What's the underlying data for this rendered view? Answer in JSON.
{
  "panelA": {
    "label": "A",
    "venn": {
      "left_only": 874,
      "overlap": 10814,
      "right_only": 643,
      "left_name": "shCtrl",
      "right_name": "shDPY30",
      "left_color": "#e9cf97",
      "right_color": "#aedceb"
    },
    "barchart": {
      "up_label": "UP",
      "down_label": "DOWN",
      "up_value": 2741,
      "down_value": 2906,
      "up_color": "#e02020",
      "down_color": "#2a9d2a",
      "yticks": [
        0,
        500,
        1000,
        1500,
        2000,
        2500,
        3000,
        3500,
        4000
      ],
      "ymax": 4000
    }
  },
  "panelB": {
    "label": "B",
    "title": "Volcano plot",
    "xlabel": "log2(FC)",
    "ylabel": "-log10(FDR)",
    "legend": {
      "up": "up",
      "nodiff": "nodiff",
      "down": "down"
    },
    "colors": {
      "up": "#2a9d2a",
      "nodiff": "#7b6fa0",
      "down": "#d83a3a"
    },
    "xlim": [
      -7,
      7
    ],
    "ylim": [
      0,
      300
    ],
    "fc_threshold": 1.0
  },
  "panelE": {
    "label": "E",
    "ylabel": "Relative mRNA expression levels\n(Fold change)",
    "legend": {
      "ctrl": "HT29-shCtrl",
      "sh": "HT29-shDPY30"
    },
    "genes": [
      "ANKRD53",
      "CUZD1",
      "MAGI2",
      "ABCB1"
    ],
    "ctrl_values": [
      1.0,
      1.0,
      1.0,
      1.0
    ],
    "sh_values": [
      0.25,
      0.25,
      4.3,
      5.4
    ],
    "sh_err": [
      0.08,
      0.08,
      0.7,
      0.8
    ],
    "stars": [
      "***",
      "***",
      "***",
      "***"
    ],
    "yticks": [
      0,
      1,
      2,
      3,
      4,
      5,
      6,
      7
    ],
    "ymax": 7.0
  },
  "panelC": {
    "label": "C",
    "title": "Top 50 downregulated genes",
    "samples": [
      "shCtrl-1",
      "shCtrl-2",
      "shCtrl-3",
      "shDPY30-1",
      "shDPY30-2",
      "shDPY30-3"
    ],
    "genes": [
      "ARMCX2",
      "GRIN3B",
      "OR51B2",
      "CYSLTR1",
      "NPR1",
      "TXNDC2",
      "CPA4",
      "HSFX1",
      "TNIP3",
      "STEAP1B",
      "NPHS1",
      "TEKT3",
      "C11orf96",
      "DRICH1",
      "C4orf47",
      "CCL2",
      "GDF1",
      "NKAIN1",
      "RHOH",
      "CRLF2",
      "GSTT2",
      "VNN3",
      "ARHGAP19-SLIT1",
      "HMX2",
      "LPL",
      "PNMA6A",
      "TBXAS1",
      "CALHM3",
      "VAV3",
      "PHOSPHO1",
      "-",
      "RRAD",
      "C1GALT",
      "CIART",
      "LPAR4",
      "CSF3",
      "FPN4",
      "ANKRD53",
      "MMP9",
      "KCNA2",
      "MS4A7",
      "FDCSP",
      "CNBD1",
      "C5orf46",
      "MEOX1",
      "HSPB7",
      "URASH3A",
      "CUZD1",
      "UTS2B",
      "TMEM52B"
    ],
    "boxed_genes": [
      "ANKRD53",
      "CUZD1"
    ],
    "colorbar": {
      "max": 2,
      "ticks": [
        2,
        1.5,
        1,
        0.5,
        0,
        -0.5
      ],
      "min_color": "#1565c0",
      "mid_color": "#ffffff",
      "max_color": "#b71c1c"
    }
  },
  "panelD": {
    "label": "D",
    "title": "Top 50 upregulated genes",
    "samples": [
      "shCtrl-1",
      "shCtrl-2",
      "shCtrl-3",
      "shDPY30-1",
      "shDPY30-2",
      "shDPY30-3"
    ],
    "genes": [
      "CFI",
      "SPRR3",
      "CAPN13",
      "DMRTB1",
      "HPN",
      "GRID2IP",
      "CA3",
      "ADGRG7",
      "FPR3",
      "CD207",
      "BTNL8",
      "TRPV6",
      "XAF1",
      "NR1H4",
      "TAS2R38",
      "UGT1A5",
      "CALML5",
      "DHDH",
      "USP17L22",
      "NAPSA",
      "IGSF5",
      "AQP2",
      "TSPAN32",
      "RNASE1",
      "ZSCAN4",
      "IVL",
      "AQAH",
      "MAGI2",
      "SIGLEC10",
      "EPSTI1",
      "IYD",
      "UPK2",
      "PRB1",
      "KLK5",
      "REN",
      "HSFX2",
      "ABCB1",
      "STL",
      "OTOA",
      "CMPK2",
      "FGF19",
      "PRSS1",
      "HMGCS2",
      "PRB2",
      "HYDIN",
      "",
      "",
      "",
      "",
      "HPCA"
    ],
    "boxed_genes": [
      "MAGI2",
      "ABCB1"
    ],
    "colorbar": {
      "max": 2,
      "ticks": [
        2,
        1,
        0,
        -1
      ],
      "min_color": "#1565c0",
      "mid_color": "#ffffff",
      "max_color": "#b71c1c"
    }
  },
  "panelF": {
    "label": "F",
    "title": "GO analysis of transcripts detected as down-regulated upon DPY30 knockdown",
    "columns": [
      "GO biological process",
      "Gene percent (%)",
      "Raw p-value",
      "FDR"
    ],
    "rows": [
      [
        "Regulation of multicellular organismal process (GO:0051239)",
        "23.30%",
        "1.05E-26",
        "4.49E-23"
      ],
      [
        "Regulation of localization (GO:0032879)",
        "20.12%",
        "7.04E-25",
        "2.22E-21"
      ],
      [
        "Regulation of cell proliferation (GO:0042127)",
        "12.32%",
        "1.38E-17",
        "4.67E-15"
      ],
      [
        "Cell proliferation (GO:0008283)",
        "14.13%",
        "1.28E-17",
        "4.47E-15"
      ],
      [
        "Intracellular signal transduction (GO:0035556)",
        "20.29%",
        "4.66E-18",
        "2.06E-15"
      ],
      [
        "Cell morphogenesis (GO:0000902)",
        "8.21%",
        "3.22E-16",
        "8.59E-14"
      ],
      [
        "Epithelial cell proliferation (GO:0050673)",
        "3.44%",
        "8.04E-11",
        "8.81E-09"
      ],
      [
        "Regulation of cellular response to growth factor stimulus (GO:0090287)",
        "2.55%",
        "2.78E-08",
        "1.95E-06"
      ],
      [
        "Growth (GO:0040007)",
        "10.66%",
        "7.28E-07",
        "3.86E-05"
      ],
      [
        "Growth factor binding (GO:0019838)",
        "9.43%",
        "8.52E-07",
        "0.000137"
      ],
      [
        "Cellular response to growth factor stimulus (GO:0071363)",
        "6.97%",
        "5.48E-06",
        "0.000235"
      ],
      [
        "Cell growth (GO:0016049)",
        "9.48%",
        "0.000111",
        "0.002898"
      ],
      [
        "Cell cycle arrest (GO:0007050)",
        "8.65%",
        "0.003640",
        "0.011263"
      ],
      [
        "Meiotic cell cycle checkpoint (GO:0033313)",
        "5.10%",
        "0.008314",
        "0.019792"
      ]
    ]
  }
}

= Task brief =
Each line above is to be restated exactly.

= Response to this task =
What's the underlying data for this rendered view? Answer in JSON.
{
  "panelA": {
    "label": "A",
    "venn": {
      "left_only": 874,
      "overlap": 10814,
      "right_only": 643,
      "left_name": "shCtrl",
      "right_name": "shDPY30",
      "left_color": "#e9cf97",
      "right_color": "#aedceb"
    },
    "barchart": {
      "up_label": "UP",
      "down_label": "DOWN",
      "up_value": 2741,
      "down_value": 2906,
      "up_color": "#e02020",
      "down_color": "#2a9d2a",
      "yticks": [
        0,
        500,
        1000,
        1500,
        2000,
        2500,
        3000,
        3500,
        4000
      ],
      "ymax": 4000
    }
  },
  "panelB": {
    "label": "B",
    "title": "Volcano plot",
    "xlabel": "log2(FC)",
    "ylabel": "-log10(FDR)",
    "legend": {
      "up": "up",
      "nodiff": "nodiff",
      "down": "down"
    },
    "colors": {
      "up": "#2a9d2a",
      "nodiff": "#7b6fa0",
      "down": "#d83a3a"
    },
    "xlim": [
      -7,
      7
    ],
    "ylim": [
      0,
      300
    ],
    "fc_threshold": 1.0
  },
  "panelE": {
    "label": "E",
    "ylabel": "Relative mRNA expression levels\n(Fold change)",
    "legend": {
      "ctrl": "HT29-shCtrl",
      "sh": "HT29-shDPY30"
    },
    "genes": [
      "ANKRD53",
      "CUZD1",
      "MAGI2",
      "ABCB1"
    ],
    "ctrl_values": [
      1.0,
      1.0,
      1.0,
      1.0
    ],
    "sh_values": [
      0.25,
      0.25,
      4.3,
      5.4
    ],
    "sh_err": [
      0.08,
      0.08,
      0.7,
      0.8
    ],
    "stars": [
      "***",
      "***",
      "***",
      "***"
    ],
    "yticks": [
      0,
      1,
      2,
      3,
      4,
      5,
      6,
      7
    ],
    "ymax": 7.0
  },
  "panelC": {
    "label": "C",
    "title": "Top 50 downregulated genes",
    "samples": [
      "shCtrl-1",
      "shCtrl-2",
      "shCtrl-3",
      "shDPY30-1",
      "shDPY30-2",
      "shDPY30-3"
    ],
    "genes": [
      "ARMCX2",
      "GRIN3B",
      "OR51B2",
      "CYSLTR1",
      "NPR1",
      "TXNDC2",
      "CPA4",
      "HSFX1",
      "TNIP3",
      "STEAP1B",
      "NPHS1",
      "TEKT3",
      "C11orf96",
      "DRICH1",
      "C4orf47",
      "CCL2",
      "GDF1",
      "NKAIN1",
      "RHOH",
      "CRLF2",
      "GSTT2",
      "VNN3",
      "ARHGAP19-SLIT1",
      "HMX2",
      "LPL",
      "PNMA6A",
      "TBXAS1",
      "CALHM3",
      "VAV3",
      "PHOSPHO1",
      "-",
      "RRAD",
      "C1GALT",
      "CIART",
      "LPAR4",
      "CSF3",
      "FPN4",
      "ANKRD53",
      "MMP9",
      "KCNA2",
      "MS4A7",
      "FDCSP",
      "CNBD1",
      "C5orf46",
      "MEOX1",
      "HSPB7",
      "URASH3A",
      "CUZD1",
      "UTS2B",
      "TMEM52B"
    ],
    "boxed_genes": [
      "ANKRD53",
      "CUZD1"
    ],
    "colorbar": {
      "max": 2,
      "ticks": [
        2,
        1.5,
        1,
        0.5,
        0,
        -0.5
      ],
      "min_color": "#1565c0",
      "mid_color": "#ffffff",
      "max_color": "#b71c1c"
    }
  },
  "panelD": {
    "label": "D",
    "title": "Top 50 upregulated genes",
    "samples": [
      "shCtrl-1",
      "shCtrl-2",
      "shCtrl-3",
      "shDPY30-1",
      "shDPY30-2",
      "shDPY30-3"
    ],
    "genes": [
      "CFI",
      "SPRR3",
      "CAPN13",
      "DMRTB1",
      "HPN",
      "GRID2IP",
      "CA3",
      "ADGRG7",
      "FPR3",
      "CD207",
      "BTNL8",
      "TRPV6",
      "XAF1",
      "NR1H4",
      "TAS2R38",
      "UGT1A5",
      "CALML5",
      "DHDH",
      "USP17L22",
      "NAPSA",
      "IGSF5",
      "AQP2",
      "TSPAN32",
      "RNASE1",
      "ZSCAN4",
      "IVL",
      "AQAH",
      "MAGI2",
      "SIGLEC10",
      "EPSTI1",
      "IYD",
      "UPK2",
      "PRB1",
      "KLK5",
      "REN",
      "HSFX2",
      "ABCB1",
      "STL",
      "OTOA",
      "CMPK2",
      "FGF19",
      "PRSS1",
      "HMGCS2",
      "PRB2",
      "HYDIN",
      "",
      "",
      "",
      "",
      "HPCA"
    ],
    "boxed_genes": [
      "MAGI2",
      "ABCB1"
    ],
    "colorbar": {
      "max": 2,
      "ticks": [
        2,
        1,
        0,
        -1
      ],
      "min_color": "#1565c0",
      "mid_color": "#ffffff",
      "max_color": "#b71c1c"
    }
  },
  "panelF": {
    "label": "F",
    "title": "GO analysis of transcripts detected as down-regulated upon DPY30 knockdown",
    "columns": [
      "GO biological process",
      "Gene percent (%)",
      "Raw p-value",
      "FDR"
    ],
    "rows": [
      [
        "Regulation of multicellular organismal process (GO:0051239)",
        "23.30%",
        "1.05E-26",
        "4.49E-23"
      ],
      [
        "Regulation of localization (GO:0032879)",
        "20.12%",
        "7.04E-25",
        "2.22E-21"
      ],
      [
        "Regulation of cell proliferation (GO:0042127)",
        "12.32%",
        "1.38E-17",
        "4.67E-15"
      ],
      [
        "Cell proliferation (GO:0008283)",
        "14.13%",
        "1.28E-17",
        "4.47E-15"
      ],
      [
        "Intracellular signal transduction (GO:0035556)",
        "20.29%",
        "4.66E-18",
        "2.06E-15"
      ],
      [
        "Cell morphogenesis (GO:0000902)",
        "8.21%",
        "3.22E-16",
        "8.59E-14"
      ],
      [
        "Epithelial cell proliferation (GO:0050673)",
        "3.44%",
        "8.04E-11",
        "8.81E-09"
      ],
      [
        "Regulation of cellular response to growth factor stimulus (GO:0090287)",
        "2.55%",
        "2.78E-08",
        "1.95E-06"
      ],
      [
        "Growth (GO:0040007)",
        "10.66%",
        "7.28E-07",
        "3.86E-05"
      ],
      [
        "Growth factor binding (GO:0019838)",
        "9.43%",
        "8.52E-07",
        "0.000137"
      ],
      [
        "Cellular response to growth factor stimulus (GO:0071363)",
        "6.97%",
        "5.48E-06",
        "0.000235"
      ],
      [
        "Cell growth (GO:0016049)",
        "9.48%",
        "0.000111",
        "0.002898"
      ],
      [
        "Cell cycle arrest (GO:0007050)",
        "8.65%",
        "0.003640",
        "0.011263"
      ],
      [
        "Meiotic cell cycle checkpoint (GO:0033313)",
        "5.10%",
        "0.008314",
        "0.019792"
      ]
    ]
  }
}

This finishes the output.